#### GIVEN INSTRUCTION:
Your task is to extract every entry that follows word for word while excluding the pictures.

Extracted data entries:
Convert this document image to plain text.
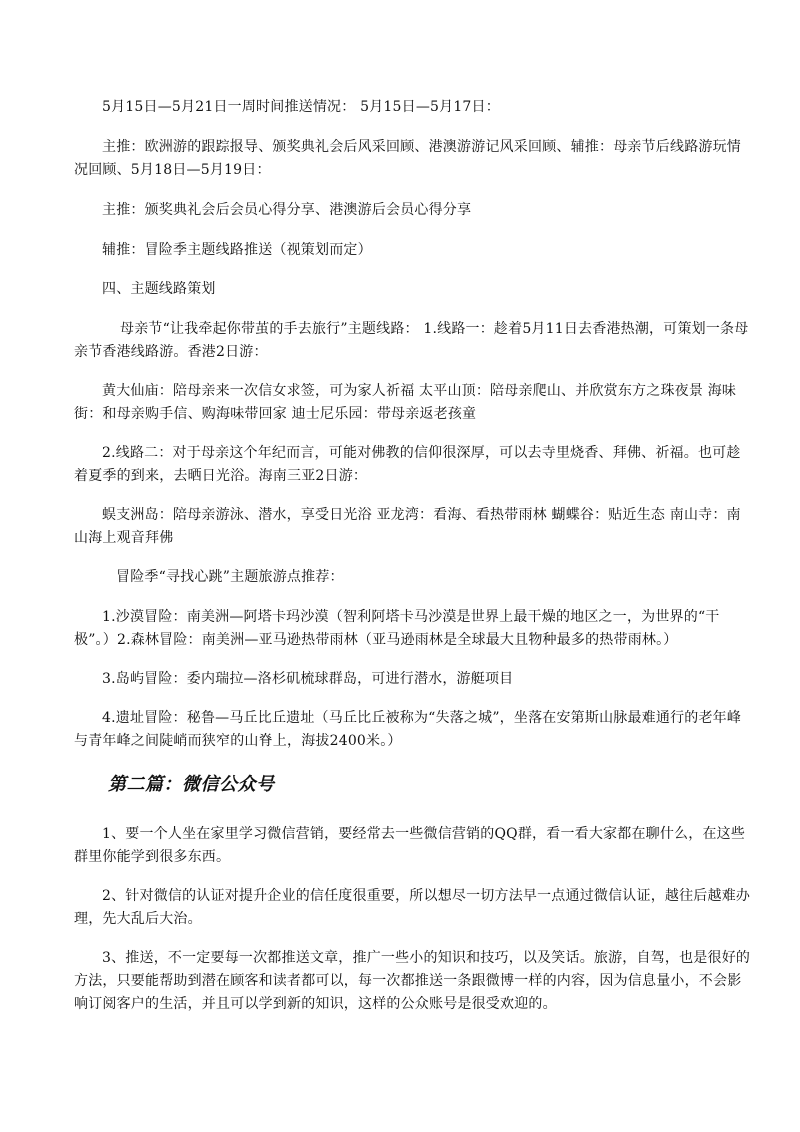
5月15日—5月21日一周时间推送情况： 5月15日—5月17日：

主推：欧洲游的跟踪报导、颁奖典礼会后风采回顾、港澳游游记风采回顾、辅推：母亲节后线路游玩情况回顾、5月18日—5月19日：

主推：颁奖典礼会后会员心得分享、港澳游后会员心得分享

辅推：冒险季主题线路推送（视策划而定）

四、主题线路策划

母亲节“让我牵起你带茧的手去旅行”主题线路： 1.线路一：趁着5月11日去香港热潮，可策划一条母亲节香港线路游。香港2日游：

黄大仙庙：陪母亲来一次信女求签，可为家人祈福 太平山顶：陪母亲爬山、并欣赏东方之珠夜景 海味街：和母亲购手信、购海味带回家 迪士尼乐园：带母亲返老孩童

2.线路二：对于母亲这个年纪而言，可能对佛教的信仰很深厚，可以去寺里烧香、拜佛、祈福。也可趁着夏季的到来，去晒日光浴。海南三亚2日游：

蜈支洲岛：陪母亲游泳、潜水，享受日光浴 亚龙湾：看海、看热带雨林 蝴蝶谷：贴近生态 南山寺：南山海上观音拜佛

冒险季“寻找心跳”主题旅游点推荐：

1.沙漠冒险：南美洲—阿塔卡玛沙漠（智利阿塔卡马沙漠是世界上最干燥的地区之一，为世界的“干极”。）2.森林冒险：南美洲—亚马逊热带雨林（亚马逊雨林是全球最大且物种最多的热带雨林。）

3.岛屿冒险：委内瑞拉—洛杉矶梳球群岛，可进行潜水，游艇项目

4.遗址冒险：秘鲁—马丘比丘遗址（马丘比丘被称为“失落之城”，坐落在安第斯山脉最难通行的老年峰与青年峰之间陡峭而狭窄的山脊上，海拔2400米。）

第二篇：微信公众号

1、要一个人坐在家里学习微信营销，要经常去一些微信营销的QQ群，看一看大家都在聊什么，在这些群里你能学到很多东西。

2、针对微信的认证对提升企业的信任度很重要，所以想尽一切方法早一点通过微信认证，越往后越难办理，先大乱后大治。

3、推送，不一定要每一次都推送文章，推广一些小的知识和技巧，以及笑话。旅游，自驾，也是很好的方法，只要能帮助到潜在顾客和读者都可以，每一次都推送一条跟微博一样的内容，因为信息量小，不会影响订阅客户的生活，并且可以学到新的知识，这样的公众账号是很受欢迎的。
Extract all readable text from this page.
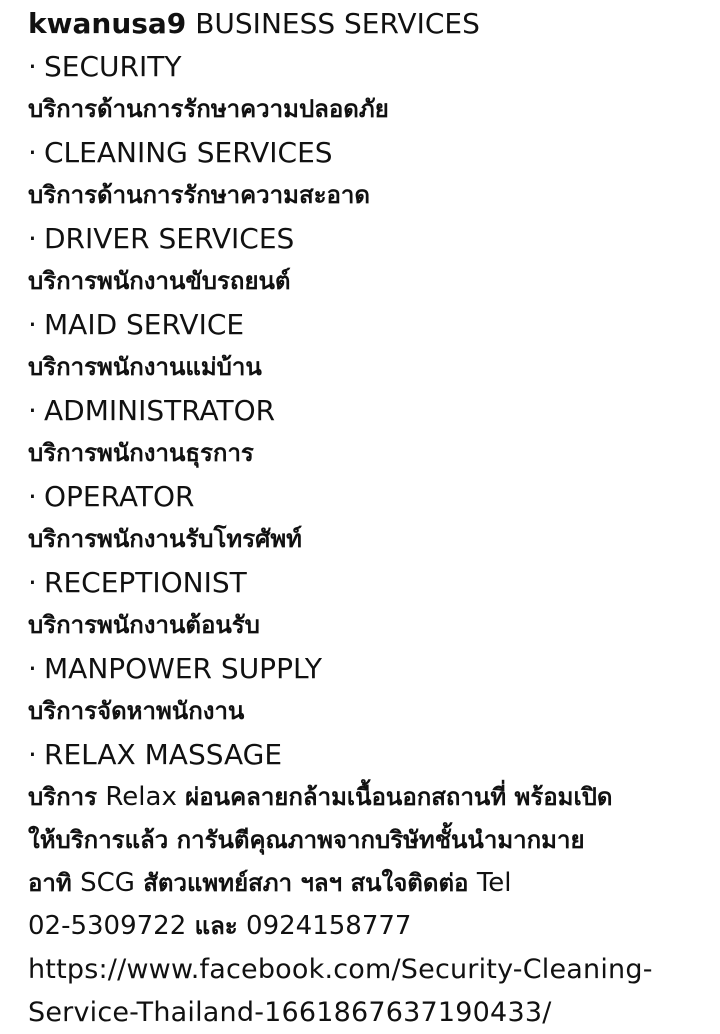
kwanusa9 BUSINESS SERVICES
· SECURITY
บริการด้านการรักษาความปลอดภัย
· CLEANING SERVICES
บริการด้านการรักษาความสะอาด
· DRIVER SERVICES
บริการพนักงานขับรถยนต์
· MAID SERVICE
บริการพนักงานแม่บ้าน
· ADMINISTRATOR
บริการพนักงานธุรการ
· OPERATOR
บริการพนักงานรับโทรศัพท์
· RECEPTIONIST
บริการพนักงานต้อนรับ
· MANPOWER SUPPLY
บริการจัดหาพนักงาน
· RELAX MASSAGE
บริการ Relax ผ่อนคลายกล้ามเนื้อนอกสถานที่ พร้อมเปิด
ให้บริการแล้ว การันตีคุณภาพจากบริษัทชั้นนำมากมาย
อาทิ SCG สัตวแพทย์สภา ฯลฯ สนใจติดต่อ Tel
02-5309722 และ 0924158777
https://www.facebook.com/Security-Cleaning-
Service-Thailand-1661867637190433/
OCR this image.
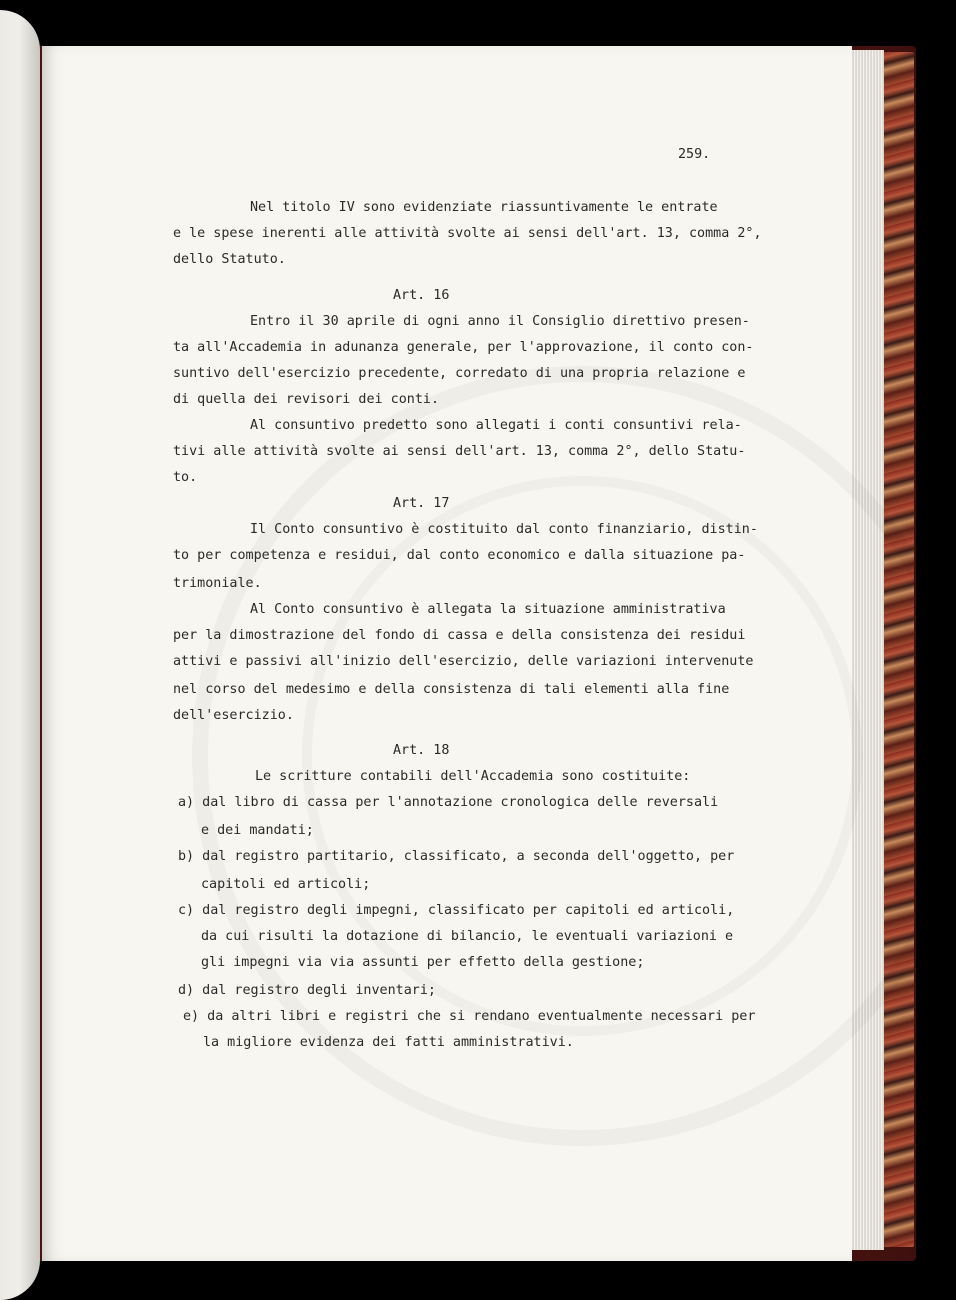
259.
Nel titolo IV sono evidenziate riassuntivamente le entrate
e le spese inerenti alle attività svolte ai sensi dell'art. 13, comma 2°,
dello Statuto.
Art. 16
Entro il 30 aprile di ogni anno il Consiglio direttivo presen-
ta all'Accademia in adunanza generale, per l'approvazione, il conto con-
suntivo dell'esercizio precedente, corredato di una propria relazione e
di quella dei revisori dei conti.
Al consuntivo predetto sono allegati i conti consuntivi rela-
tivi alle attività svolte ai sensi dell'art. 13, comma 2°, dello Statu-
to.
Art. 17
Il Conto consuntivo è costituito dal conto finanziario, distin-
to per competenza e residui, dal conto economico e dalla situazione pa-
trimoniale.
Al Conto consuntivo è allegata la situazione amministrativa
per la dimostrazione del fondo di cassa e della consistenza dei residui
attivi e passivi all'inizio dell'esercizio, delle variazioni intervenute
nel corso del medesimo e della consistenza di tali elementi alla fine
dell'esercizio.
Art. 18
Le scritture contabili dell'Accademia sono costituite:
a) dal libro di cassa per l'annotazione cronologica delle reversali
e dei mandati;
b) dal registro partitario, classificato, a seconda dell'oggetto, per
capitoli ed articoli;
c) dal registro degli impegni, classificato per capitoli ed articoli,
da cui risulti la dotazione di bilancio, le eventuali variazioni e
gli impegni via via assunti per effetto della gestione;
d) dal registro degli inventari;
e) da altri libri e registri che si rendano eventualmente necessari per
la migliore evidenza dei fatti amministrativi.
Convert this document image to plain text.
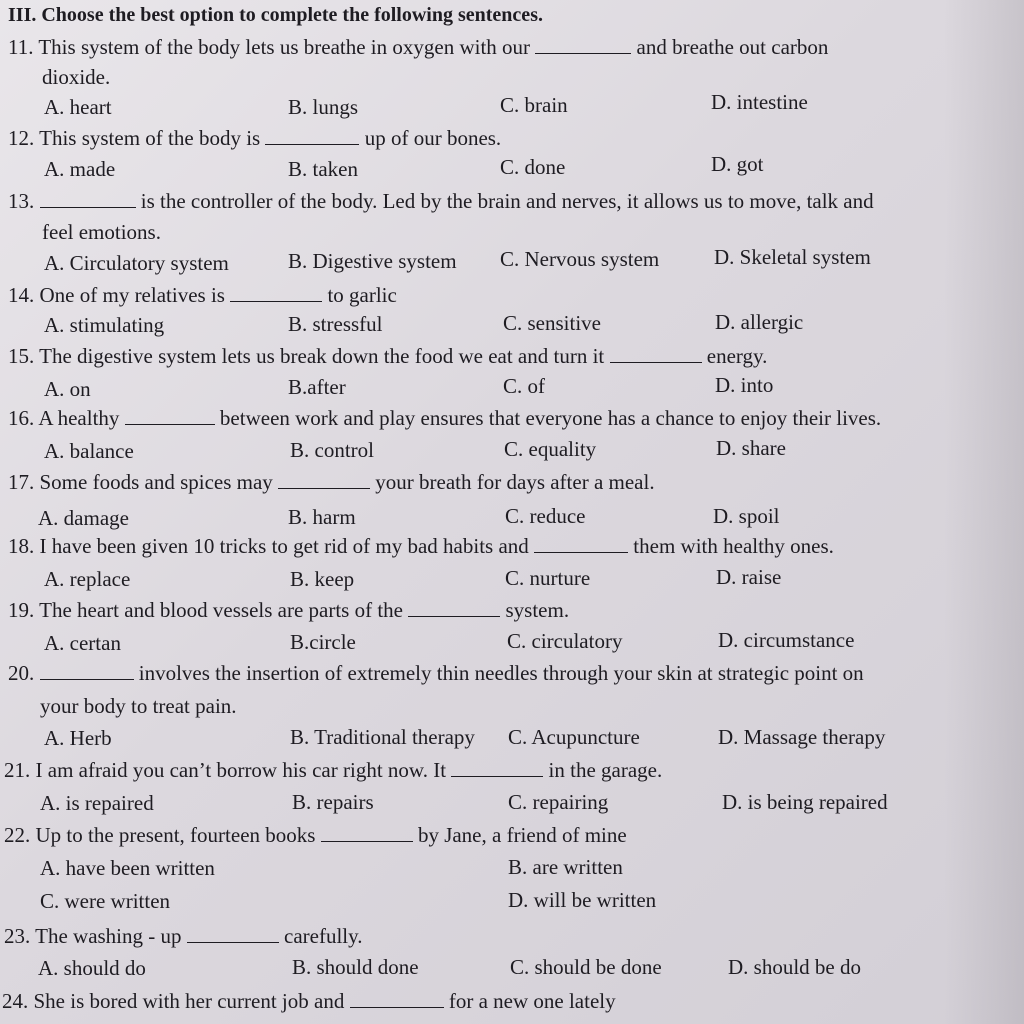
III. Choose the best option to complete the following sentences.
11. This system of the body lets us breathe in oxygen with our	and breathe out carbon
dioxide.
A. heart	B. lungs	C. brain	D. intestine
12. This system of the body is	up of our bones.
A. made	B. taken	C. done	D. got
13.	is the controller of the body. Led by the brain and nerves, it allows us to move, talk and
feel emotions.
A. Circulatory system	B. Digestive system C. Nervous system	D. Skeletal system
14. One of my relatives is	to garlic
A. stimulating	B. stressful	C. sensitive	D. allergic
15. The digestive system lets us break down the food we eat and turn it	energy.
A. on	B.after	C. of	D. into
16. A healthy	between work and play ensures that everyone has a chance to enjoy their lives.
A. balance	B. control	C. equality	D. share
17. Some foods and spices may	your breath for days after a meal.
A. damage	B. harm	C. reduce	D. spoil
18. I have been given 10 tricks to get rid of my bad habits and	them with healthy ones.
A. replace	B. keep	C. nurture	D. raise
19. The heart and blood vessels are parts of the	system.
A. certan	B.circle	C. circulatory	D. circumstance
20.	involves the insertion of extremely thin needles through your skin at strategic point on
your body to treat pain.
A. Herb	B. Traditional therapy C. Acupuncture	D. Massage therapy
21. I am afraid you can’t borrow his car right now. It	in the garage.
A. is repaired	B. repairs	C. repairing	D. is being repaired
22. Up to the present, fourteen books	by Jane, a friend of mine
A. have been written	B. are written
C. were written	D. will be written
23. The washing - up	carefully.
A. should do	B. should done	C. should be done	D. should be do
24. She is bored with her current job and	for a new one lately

#### EXERCISE RESPONSE:
Convert this document image to plain text.
5月15日—5月21日一周时间推送情况： 5月15日—5月17日：

主推：欧洲游的跟踪报导、颁奖典礼会后风采回顾、港澳游游记风采回顾、辅推：母亲节后线路游玩情况回顾、5月18日—5月19日：

主推：颁奖典礼会后会员心得分享、港澳游后会员心得分享

辅推：冒险季主题线路推送（视策划而定）

四、主题线路策划

母亲节“让我牵起你带茧的手去旅行”主题线路： 1.线路一：趁着5月11日去香港热潮，可策划一条母亲节香港线路游。香港2日游：

黄大仙庙：陪母亲来一次信女求签，可为家人祈福 太平山顶：陪母亲爬山、并欣赏东方之珠夜景 海味街：和母亲购手信、购海味带回家 迪士尼乐园：带母亲返老孩童

2.线路二：对于母亲这个年纪而言，可能对佛教的信仰很深厚，可以去寺里烧香、拜佛、祈福。也可趁着夏季的到来，去晒日光浴。海南三亚2日游：

蜈支洲岛：陪母亲游泳、潜水，享受日光浴 亚龙湾：看海、看热带雨林 蝴蝶谷：贴近生态 南山寺：南山海上观音拜佛

冒险季“寻找心跳”主题旅游点推荐：

1.沙漠冒险：南美洲—阿塔卡玛沙漠（智利阿塔卡马沙漠是世界上最干燥的地区之一，为世界的“干极”。）2.森林冒险：南美洲—亚马逊热带雨林（亚马逊雨林是全球最大且物种最多的热带雨林。）

3.岛屿冒险：委内瑞拉—洛杉矶梳球群岛，可进行潜水，游艇项目

4.遗址冒险：秘鲁—马丘比丘遗址（马丘比丘被称为“失落之城”，坐落在安第斯山脉最难通行的老年峰与青年峰之间陡峭而狭窄的山脊上，海拔2400米。）

第二篇：微信公众号

1、要一个人坐在家里学习微信营销，要经常去一些微信营销的QQ群，看一看大家都在聊什么，在这些群里你能学到很多东西。

2、针对微信的认证对提升企业的信任度很重要，所以想尽一切方法早一点通过微信认证，越往后越难办理，先大乱后大治。

3、推送，不一定要每一次都推送文章，推广一些小的知识和技巧，以及笑话。旅游，自驾，也是很好的方法，只要能帮助到潜在顾客和读者都可以，每一次都推送一条跟微博一样的内容，因为信息量小，不会影响订阅客户的生活，并且可以学到新的知识，这样的公众账号是很受欢迎的。
Extract all readable text from this page.
kwanusa9 BUSINESS SERVICES
· SECURITY
บริการด้านการรักษาความปลอดภัย
· CLEANING SERVICES
บริการด้านการรักษาความสะอาด
· DRIVER SERVICES
บริการพนักงานขับรถยนต์
· MAID SERVICE
บริการพนักงานแม่บ้าน
· ADMINISTRATOR
บริการพนักงานธุรการ
· OPERATOR
บริการพนักงานรับโทรศัพท์
· RECEPTIONIST
บริการพนักงานต้อนรับ
· MANPOWER SUPPLY
บริการจัดหาพนักงาน
· RELAX MASSAGE
บริการ Relax ผ่อนคลายกล้ามเนื้อนอกสถานที่ พร้อมเปิด
ให้บริการแล้ว การันตีคุณภาพจากบริษัทชั้นนำมากมาย
อาทิ SCG สัตวแพทย์สภา ฯลฯ สนใจติดต่อ Tel
02-5309722 และ 0924158777
https://www.facebook.com/Security-Cleaning-
Service-Thailand-1661867637190433/
OCR this image.
259.
Nel titolo IV sono evidenziate riassuntivamente le entrate
e le spese inerenti alle attività svolte ai sensi dell'art. 13, comma 2°,
dello Statuto.
Art. 16
Entro il 30 aprile di ogni anno il Consiglio direttivo presen-
ta all'Accademia in adunanza generale, per l'approvazione, il conto con-
suntivo dell'esercizio precedente, corredato di una propria relazione e
di quella dei revisori dei conti.
Al consuntivo predetto sono allegati i conti consuntivi rela-
tivi alle attività svolte ai sensi dell'art. 13, comma 2°, dello Statu-
to.
Art. 17
Il Conto consuntivo è costituito dal conto finanziario, distin-
to per competenza e residui, dal conto economico e dalla situazione pa-
trimoniale.
Al Conto consuntivo è allegata la situazione amministrativa
per la dimostrazione del fondo di cassa e della consistenza dei residui
attivi e passivi all'inizio dell'esercizio, delle variazioni intervenute
nel corso del medesimo e della consistenza di tali elementi alla fine
dell'esercizio.
Art. 18
Le scritture contabili dell'Accademia sono costituite:
a) dal libro di cassa per l'annotazione cronologica delle reversali
e dei mandati;
b) dal registro partitario, classificato, a seconda dell'oggetto, per
capitoli ed articoli;
c) dal registro degli impegni, classificato per capitoli ed articoli,
da cui risulti la dotazione di bilancio, le eventuali variazioni e
gli impegni via via assunti per effetto della gestione;
d) dal registro degli inventari;
e) da altri libri e registri che si rendano eventualmente necessari per
la migliore evidenza dei fatti amministrativi.
Convert this document image to plain text.
III. Choose the best option to complete the following sentences.
11. This system of the body lets us breathe in oxygen with our	and breathe out carbon
dioxide.
A. heart	B. lungs	C. brain	D. intestine
12. This system of the body is	up of our bones.
A. made	B. taken	C. done	D. got
13.	is the controller of the body. Led by the brain and nerves, it allows us to move, talk and
feel emotions.
A. Circulatory system	B. Digestive system C. Nervous system	D. Skeletal system
14. One of my relatives is	to garlic
A. stimulating	B. stressful	C. sensitive	D. allergic
15. The digestive system lets us break down the food we eat and turn it	energy.
A. on	B.after	C. of	D. into
16. A healthy	between work and play ensures that everyone has a chance to enjoy their lives.
A. balance	B. control	C. equality	D. share
17. Some foods and spices may	your breath for days after a meal.
A. damage	B. harm	C. reduce	D. spoil
18. I have been given 10 tricks to get rid of my bad habits and	them with healthy ones.
A. replace	B. keep	C. nurture	D. raise
19. The heart and blood vessels are parts of the	system.
A. certan	B.circle	C. circulatory	D. circumstance
20.	involves the insertion of extremely thin needles through your skin at strategic point on
your body to treat pain.
A. Herb	B. Traditional therapy C. Acupuncture	D. Massage therapy
21. I am afraid you can’t borrow his car right now. It	in the garage.
A. is repaired	B. repairs	C. repairing	D. is being repaired
22. Up to the present, fourteen books	by Jane, a friend of mine
A. have been written	B. are written
C. were written	D. will be written
23. The washing - up	carefully.
A. should do	B. should done	C. should be done	D. should be do
24. She is bored with her current job and	for a new one lately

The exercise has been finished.